Given task –
Of all the lines in the data below, how many contain "Campaigns"? Report that number alone.

Supplied data –

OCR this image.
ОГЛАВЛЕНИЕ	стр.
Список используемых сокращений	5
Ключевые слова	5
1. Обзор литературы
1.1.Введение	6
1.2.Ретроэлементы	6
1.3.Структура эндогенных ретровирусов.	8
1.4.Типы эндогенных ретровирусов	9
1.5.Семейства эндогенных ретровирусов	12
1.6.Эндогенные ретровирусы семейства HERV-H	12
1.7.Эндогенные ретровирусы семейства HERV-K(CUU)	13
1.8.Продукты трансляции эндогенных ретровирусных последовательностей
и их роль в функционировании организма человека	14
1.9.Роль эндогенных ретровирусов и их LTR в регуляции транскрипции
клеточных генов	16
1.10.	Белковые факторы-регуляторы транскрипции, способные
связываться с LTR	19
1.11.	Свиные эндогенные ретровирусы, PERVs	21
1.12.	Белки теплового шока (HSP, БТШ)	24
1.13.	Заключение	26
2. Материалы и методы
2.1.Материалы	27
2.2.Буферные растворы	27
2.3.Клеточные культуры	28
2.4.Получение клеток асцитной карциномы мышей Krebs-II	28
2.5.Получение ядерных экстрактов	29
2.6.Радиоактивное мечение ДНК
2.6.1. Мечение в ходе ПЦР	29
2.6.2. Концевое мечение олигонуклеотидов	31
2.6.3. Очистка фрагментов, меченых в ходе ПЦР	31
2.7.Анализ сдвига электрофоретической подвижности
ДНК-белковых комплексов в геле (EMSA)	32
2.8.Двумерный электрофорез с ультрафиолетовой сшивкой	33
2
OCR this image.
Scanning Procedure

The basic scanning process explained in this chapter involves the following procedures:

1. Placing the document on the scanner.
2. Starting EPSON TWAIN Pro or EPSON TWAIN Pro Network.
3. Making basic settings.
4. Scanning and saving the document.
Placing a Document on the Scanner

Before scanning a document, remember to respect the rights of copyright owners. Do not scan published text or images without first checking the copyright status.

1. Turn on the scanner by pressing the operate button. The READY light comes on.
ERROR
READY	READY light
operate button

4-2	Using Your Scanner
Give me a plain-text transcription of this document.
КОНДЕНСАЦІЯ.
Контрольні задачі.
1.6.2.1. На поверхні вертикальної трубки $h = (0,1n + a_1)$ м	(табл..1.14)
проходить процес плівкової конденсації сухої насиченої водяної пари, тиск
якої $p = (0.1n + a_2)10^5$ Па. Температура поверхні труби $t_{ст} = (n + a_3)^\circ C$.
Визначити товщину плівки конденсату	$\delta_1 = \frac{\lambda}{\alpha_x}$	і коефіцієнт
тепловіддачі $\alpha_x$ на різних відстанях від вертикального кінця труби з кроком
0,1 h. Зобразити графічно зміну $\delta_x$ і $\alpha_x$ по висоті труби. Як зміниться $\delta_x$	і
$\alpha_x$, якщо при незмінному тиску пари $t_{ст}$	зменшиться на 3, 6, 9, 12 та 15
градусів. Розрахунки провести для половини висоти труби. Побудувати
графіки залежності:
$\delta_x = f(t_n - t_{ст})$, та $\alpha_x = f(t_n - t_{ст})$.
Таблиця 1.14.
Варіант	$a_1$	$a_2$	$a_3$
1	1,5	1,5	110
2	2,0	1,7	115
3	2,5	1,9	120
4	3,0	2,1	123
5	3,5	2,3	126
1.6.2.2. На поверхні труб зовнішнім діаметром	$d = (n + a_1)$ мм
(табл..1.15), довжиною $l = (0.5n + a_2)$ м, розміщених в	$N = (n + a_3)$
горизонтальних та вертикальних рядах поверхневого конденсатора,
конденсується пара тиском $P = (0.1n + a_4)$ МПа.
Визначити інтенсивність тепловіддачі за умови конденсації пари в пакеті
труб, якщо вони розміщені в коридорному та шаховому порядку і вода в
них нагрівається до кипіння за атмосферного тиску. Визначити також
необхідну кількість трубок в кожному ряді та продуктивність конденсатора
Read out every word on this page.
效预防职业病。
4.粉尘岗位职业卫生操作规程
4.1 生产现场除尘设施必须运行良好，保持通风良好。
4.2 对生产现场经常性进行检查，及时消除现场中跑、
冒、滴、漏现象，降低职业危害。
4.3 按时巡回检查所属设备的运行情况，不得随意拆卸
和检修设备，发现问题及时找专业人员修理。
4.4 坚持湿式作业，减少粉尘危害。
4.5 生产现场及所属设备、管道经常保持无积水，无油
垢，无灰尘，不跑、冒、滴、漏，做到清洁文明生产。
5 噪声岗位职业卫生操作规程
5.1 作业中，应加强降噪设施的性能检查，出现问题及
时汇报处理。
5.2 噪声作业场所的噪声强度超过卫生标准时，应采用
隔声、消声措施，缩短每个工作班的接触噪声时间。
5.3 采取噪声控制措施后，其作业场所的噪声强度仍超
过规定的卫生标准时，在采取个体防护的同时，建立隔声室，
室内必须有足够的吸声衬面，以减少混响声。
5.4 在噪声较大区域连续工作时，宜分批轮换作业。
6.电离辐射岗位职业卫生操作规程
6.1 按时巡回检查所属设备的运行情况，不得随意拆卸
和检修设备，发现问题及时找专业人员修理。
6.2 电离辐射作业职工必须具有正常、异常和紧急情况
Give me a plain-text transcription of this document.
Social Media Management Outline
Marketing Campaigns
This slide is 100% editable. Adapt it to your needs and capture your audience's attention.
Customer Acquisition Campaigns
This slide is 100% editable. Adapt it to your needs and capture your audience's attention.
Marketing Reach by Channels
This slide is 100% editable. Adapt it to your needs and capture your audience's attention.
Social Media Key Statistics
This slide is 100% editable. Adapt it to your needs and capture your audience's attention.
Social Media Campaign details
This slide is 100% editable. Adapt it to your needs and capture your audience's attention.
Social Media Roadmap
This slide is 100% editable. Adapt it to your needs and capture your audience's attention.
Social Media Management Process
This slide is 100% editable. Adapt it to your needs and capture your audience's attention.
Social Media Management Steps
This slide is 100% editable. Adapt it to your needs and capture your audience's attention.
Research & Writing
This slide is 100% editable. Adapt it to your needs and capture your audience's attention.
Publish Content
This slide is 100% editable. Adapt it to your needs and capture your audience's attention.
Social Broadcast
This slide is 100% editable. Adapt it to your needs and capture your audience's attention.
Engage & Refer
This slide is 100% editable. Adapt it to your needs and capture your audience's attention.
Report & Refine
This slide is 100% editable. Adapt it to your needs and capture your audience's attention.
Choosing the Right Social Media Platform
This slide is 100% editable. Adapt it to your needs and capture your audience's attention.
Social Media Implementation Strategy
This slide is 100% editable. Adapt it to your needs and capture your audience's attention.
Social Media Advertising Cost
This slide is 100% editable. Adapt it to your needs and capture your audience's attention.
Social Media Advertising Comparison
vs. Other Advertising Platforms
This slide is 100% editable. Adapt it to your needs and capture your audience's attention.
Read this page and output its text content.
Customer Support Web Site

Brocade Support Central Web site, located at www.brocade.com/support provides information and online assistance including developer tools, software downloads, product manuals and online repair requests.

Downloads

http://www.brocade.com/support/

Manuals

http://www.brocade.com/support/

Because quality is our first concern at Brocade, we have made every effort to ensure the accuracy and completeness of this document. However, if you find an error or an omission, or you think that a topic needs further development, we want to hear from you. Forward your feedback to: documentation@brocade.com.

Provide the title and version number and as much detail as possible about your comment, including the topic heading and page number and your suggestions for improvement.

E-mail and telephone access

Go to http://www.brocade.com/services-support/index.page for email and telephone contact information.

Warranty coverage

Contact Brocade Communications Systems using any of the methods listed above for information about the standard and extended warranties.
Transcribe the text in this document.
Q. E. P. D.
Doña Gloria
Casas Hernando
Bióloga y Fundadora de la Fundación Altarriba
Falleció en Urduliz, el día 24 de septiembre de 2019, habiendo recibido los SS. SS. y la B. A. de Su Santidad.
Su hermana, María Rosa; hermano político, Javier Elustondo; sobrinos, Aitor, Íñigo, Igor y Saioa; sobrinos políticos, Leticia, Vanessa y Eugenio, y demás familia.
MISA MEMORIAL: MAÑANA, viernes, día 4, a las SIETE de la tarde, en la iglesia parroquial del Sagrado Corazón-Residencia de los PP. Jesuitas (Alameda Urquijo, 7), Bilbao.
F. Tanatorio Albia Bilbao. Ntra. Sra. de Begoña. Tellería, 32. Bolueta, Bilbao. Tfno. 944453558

Result below –
2